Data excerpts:
☆ ☆ ☆ ☆
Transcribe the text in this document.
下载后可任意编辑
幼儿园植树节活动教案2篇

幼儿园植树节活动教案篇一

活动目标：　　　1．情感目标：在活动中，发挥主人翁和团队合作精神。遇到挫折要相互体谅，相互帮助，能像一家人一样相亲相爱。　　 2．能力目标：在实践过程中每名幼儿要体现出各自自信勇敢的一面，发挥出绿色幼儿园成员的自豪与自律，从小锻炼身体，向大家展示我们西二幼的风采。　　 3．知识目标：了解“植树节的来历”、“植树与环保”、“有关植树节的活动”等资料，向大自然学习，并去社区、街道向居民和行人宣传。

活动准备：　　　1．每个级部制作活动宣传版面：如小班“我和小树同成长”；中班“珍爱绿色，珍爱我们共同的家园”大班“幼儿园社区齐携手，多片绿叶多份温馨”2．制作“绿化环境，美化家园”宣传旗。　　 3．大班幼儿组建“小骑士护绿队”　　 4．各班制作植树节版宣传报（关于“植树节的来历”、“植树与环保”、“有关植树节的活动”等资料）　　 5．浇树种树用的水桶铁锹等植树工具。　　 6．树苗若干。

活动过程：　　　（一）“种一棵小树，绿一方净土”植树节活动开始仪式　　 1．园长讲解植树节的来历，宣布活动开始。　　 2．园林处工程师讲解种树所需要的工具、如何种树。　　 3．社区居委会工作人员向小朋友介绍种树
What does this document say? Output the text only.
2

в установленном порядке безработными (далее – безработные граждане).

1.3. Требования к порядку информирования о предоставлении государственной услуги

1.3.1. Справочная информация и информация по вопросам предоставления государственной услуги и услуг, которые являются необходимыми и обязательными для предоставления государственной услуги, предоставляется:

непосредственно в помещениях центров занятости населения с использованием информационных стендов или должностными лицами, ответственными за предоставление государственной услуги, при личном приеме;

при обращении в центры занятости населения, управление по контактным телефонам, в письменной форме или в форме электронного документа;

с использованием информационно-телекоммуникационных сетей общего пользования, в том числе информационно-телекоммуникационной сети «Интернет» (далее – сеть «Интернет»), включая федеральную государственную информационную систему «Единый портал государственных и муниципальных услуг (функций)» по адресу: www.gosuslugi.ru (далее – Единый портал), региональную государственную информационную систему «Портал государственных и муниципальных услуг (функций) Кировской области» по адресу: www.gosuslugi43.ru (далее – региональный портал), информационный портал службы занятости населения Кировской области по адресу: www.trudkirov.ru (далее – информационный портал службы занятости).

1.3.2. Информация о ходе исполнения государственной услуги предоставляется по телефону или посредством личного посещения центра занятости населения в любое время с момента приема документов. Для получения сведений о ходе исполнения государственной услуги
☆ ☆ ☆ ☆
* _What is required_: Copy out all of the records above with nothing altered.

* _Exercise result_:
Transcribe the text in this document.
下载后可任意编辑
幼儿园植树节活动教案2篇

幼儿园植树节活动教案篇一

活动目标：　　　1．情感目标：在活动中，发挥主人翁和团队合作精神。遇到挫折要相互体谅，相互帮助，能像一家人一样相亲相爱。　　 2．能力目标：在实践过程中每名幼儿要体现出各自自信勇敢的一面，发挥出绿色幼儿园成员的自豪与自律，从小锻炼身体，向大家展示我们西二幼的风采。　　 3．知识目标：了解“植树节的来历”、“植树与环保”、“有关植树节的活动”等资料，向大自然学习，并去社区、街道向居民和行人宣传。

活动准备：　　　1．每个级部制作活动宣传版面：如小班“我和小树同成长”；中班“珍爱绿色，珍爱我们共同的家园”大班“幼儿园社区齐携手，多片绿叶多份温馨”2．制作“绿化环境，美化家园”宣传旗。　　 3．大班幼儿组建“小骑士护绿队”　　 4．各班制作植树节版宣传报（关于“植树节的来历”、“植树与环保”、“有关植树节的活动”等资料）　　 5．浇树种树用的水桶铁锹等植树工具。　　 6．树苗若干。

活动过程：　　　（一）“种一棵小树，绿一方净土”植树节活动开始仪式　　 1．园长讲解植树节的来历，宣布活动开始。　　 2．园林处工程师讲解种树所需要的工具、如何种树。　　 3．社区居委会工作人员向小朋友介绍种树
What does this document say? Output the text only.
2

в установленном порядке безработными (далее – безработные граждане).

1.3. Требования к порядку информирования о предоставлении государственной услуги

1.3.1. Справочная информация и информация по вопросам предоставления государственной услуги и услуг, которые являются необходимыми и обязательными для предоставления государственной услуги, предоставляется:

непосредственно в помещениях центров занятости населения с использованием информационных стендов или должностными лицами, ответственными за предоставление государственной услуги, при личном приеме;

при обращении в центры занятости населения, управление по контактным телефонам, в письменной форме или в форме электронного документа;

с использованием информационно-телекоммуникационных сетей общего пользования, в том числе информационно-телекоммуникационной сети «Интернет» (далее – сеть «Интернет»), включая федеральную государственную информационную систему «Единый портал государственных и муниципальных услуг (функций)» по адресу: www.gosuslugi.ru (далее – Единый портал), региональную государственную информационную систему «Портал государственных и муниципальных услуг (функций) Кировской области» по адресу: www.gosuslugi43.ru (далее – региональный портал), информационный портал службы занятости населения Кировской области по адресу: www.trudkirov.ru (далее – информационный портал службы занятости).

1.3.2. Информация о ходе исполнения государственной услуги предоставляется по телефону или посредством личного посещения центра занятости населения в любое время с момента приема документов. Для получения сведений о ходе исполнения государственной услуги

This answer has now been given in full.